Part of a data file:
** Start **
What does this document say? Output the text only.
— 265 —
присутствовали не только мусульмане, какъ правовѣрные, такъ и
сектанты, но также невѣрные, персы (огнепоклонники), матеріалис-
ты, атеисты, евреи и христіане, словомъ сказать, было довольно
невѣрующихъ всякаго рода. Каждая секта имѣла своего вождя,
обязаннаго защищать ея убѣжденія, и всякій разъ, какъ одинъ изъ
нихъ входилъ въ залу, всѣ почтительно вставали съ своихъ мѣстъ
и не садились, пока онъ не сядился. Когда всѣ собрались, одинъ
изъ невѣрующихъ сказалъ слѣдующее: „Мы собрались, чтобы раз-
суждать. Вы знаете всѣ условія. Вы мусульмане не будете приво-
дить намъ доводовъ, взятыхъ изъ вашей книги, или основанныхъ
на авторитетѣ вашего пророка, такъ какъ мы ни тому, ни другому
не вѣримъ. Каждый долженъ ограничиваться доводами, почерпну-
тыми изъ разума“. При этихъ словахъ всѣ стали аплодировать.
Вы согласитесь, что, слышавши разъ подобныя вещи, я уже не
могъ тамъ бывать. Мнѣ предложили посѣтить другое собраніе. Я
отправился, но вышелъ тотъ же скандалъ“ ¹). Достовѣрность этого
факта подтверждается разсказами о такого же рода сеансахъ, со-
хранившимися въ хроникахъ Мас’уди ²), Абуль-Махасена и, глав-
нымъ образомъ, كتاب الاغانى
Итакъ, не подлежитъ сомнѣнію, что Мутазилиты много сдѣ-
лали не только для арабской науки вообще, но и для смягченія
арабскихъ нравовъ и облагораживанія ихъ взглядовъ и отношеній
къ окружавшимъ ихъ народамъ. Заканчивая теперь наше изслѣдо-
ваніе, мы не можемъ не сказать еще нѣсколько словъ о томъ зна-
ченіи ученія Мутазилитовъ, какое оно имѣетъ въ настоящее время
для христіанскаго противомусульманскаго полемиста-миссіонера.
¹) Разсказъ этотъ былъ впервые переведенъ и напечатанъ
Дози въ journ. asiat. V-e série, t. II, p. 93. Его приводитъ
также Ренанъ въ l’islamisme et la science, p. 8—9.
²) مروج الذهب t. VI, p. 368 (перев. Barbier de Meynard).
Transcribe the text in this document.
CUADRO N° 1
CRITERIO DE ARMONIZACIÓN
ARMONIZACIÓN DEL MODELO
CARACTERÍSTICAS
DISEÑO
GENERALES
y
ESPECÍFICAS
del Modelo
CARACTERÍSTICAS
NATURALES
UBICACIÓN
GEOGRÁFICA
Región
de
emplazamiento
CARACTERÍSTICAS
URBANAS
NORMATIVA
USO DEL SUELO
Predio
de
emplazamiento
** End **
Task goal: All of the data above should be transcribed exactly.

Written response:
What does this document say? Output the text only.
— 265 —
присутствовали не только мусульмане, какъ правовѣрные, такъ и
сектанты, но также невѣрные, персы (огнепоклонники), матеріалис-
ты, атеисты, евреи и христіане, словомъ сказать, было довольно
невѣрующихъ всякаго рода. Каждая секта имѣла своего вождя,
обязаннаго защищать ея убѣжденія, и всякій разъ, какъ одинъ изъ
нихъ входилъ въ залу, всѣ почтительно вставали съ своихъ мѣстъ
и не садились, пока онъ не сядился. Когда всѣ собрались, одинъ
изъ невѣрующихъ сказалъ слѣдующее: „Мы собрались, чтобы раз-
суждать. Вы знаете всѣ условія. Вы мусульмане не будете приво-
дить намъ доводовъ, взятыхъ изъ вашей книги, или основанныхъ
на авторитетѣ вашего пророка, такъ какъ мы ни тому, ни другому
не вѣримъ. Каждый долженъ ограничиваться доводами, почерпну-
тыми изъ разума“. При этихъ словахъ всѣ стали аплодировать.
Вы согласитесь, что, слышавши разъ подобныя вещи, я уже не
могъ тамъ бывать. Мнѣ предложили посѣтить другое собраніе. Я
отправился, но вышелъ тотъ же скандалъ“ ¹). Достовѣрность этого
факта подтверждается разсказами о такого же рода сеансахъ, со-
хранившимися въ хроникахъ Мас’уди ²), Абуль-Махасена и, глав-
нымъ образомъ, كتاب الاغانى
Итакъ, не подлежитъ сомнѣнію, что Мутазилиты много сдѣ-
лали не только для арабской науки вообще, но и для смягченія
арабскихъ нравовъ и облагораживанія ихъ взглядовъ и отношеній
къ окружавшимъ ихъ народамъ. Заканчивая теперь наше изслѣдо-
ваніе, мы не можемъ не сказать еще нѣсколько словъ о томъ зна-
ченіи ученія Мутазилитовъ, какое оно имѣетъ въ настоящее время
для христіанскаго противомусульманскаго полемиста-миссіонера.
¹) Разсказъ этотъ былъ впервые переведенъ и напечатанъ
Дози въ journ. asiat. V-e série, t. II, p. 93. Его приводитъ
также Ренанъ въ l’islamisme et la science, p. 8—9.
²) مروج الذهب t. VI, p. 368 (перев. Barbier de Meynard).
Transcribe the text in this document.
CUADRO N° 1
CRITERIO DE ARMONIZACIÓN
ARMONIZACIÓN DEL MODELO
CARACTERÍSTICAS
DISEÑO
GENERALES
y
ESPECÍFICAS
del Modelo
CARACTERÍSTICAS
NATURALES
UBICACIÓN
GEOGRÁFICA
Región
de
emplazamiento
CARACTERÍSTICAS
URBANAS
NORMATIVA
USO DEL SUELO
Predio
de
emplazamiento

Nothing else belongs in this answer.